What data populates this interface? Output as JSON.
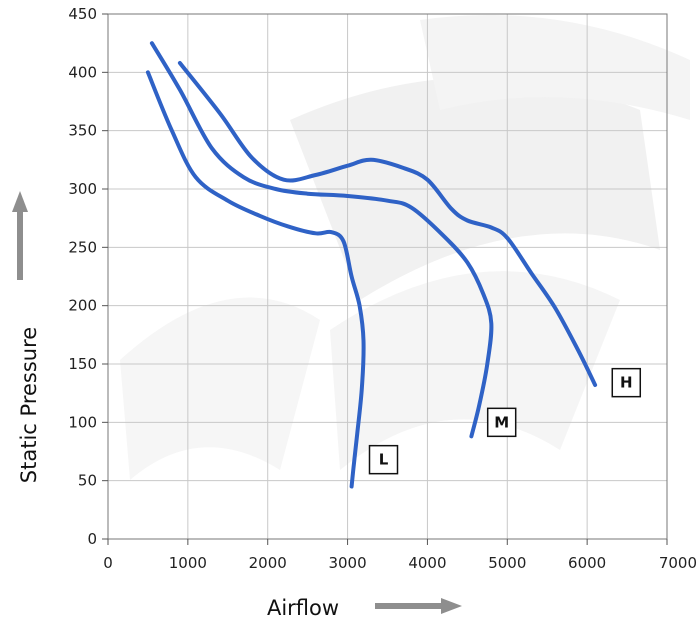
{
  "chart_data": {
    "type": "line",
    "title": "",
    "xlabel": "Airflow",
    "ylabel": "Static Pressure",
    "xlim": [
      0,
      7000
    ],
    "ylim": [
      0,
      450
    ],
    "x_ticks": [
      0,
      1000,
      2000,
      3000,
      4000,
      5000,
      6000,
      7000
    ],
    "y_ticks": [
      0,
      50,
      100,
      150,
      200,
      250,
      300,
      350,
      400,
      450
    ],
    "grid": true,
    "legend": "none",
    "line_color": "#2f62c6",
    "grid_color": "#c8c8c8",
    "arrow_color": "#8e8e8e",
    "series": [
      {
        "label": "L",
        "points": [
          [
            500,
            400
          ],
          [
            800,
            350
          ],
          [
            1100,
            310
          ],
          [
            1500,
            290
          ],
          [
            1900,
            277
          ],
          [
            2250,
            268
          ],
          [
            2600,
            262
          ],
          [
            2800,
            263
          ],
          [
            2950,
            255
          ],
          [
            3050,
            225
          ],
          [
            3150,
            200
          ],
          [
            3200,
            170
          ],
          [
            3180,
            130
          ],
          [
            3120,
            90
          ],
          [
            3080,
            65
          ],
          [
            3050,
            45
          ]
        ]
      },
      {
        "label": "M",
        "points": [
          [
            550,
            425
          ],
          [
            900,
            385
          ],
          [
            1300,
            335
          ],
          [
            1700,
            310
          ],
          [
            2100,
            300
          ],
          [
            2500,
            296
          ],
          [
            3000,
            294
          ],
          [
            3500,
            290
          ],
          [
            3800,
            284
          ],
          [
            4200,
            260
          ],
          [
            4500,
            237
          ],
          [
            4700,
            210
          ],
          [
            4800,
            185
          ],
          [
            4750,
            150
          ],
          [
            4650,
            115
          ],
          [
            4550,
            88
          ]
        ]
      },
      {
        "label": "H",
        "points": [
          [
            900,
            408
          ],
          [
            1400,
            365
          ],
          [
            1800,
            327
          ],
          [
            2200,
            308
          ],
          [
            2600,
            312
          ],
          [
            3000,
            320
          ],
          [
            3300,
            325
          ],
          [
            3700,
            318
          ],
          [
            4000,
            308
          ],
          [
            4300,
            283
          ],
          [
            4500,
            273
          ],
          [
            4800,
            267
          ],
          [
            5000,
            258
          ],
          [
            5300,
            228
          ],
          [
            5600,
            198
          ],
          [
            5900,
            160
          ],
          [
            6100,
            132
          ]
        ]
      }
    ],
    "curve_labels": [
      {
        "text": "L",
        "x": 3450,
        "y": 68
      },
      {
        "text": "M",
        "x": 4930,
        "y": 100
      },
      {
        "text": "H",
        "x": 6490,
        "y": 134
      }
    ]
  }
}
=======
▶ _Given task_
Make an exact copy of the data, leaving its pictures out.

▶ _Reply_
What data populates this interface? Output as JSON.
{
  "chart_data": {
    "type": "line",
    "title": "",
    "xlabel": "Airflow",
    "ylabel": "Static Pressure",
    "xlim": [
      0,
      7000
    ],
    "ylim": [
      0,
      450
    ],
    "x_ticks": [
      0,
      1000,
      2000,
      3000,
      4000,
      5000,
      6000,
      7000
    ],
    "y_ticks": [
      0,
      50,
      100,
      150,
      200,
      250,
      300,
      350,
      400,
      450
    ],
    "grid": true,
    "legend": "none",
    "line_color": "#2f62c6",
    "grid_color": "#c8c8c8",
    "arrow_color": "#8e8e8e",
    "series": [
      {
        "label": "L",
        "points": [
          [
            500,
            400
          ],
          [
            800,
            350
          ],
          [
            1100,
            310
          ],
          [
            1500,
            290
          ],
          [
            1900,
            277
          ],
          [
            2250,
            268
          ],
          [
            2600,
            262
          ],
          [
            2800,
            263
          ],
          [
            2950,
            255
          ],
          [
            3050,
            225
          ],
          [
            3150,
            200
          ],
          [
            3200,
            170
          ],
          [
            3180,
            130
          ],
          [
            3120,
            90
          ],
          [
            3080,
            65
          ],
          [
            3050,
            45
          ]
        ]
      },
      {
        "label": "M",
        "points": [
          [
            550,
            425
          ],
          [
            900,
            385
          ],
          [
            1300,
            335
          ],
          [
            1700,
            310
          ],
          [
            2100,
            300
          ],
          [
            2500,
            296
          ],
          [
            3000,
            294
          ],
          [
            3500,
            290
          ],
          [
            3800,
            284
          ],
          [
            4200,
            260
          ],
          [
            4500,
            237
          ],
          [
            4700,
            210
          ],
          [
            4800,
            185
          ],
          [
            4750,
            150
          ],
          [
            4650,
            115
          ],
          [
            4550,
            88
          ]
        ]
      },
      {
        "label": "H",
        "points": [
          [
            900,
            408
          ],
          [
            1400,
            365
          ],
          [
            1800,
            327
          ],
          [
            2200,
            308
          ],
          [
            2600,
            312
          ],
          [
            3000,
            320
          ],
          [
            3300,
            325
          ],
          [
            3700,
            318
          ],
          [
            4000,
            308
          ],
          [
            4300,
            283
          ],
          [
            4500,
            273
          ],
          [
            4800,
            267
          ],
          [
            5000,
            258
          ],
          [
            5300,
            228
          ],
          [
            5600,
            198
          ],
          [
            5900,
            160
          ],
          [
            6100,
            132
          ]
        ]
      }
    ],
    "curve_labels": [
      {
        "text": "L",
        "x": 3450,
        "y": 68
      },
      {
        "text": "M",
        "x": 4930,
        "y": 100
      },
      {
        "text": "H",
        "x": 6490,
        "y": 134
      }
    ]
  }
}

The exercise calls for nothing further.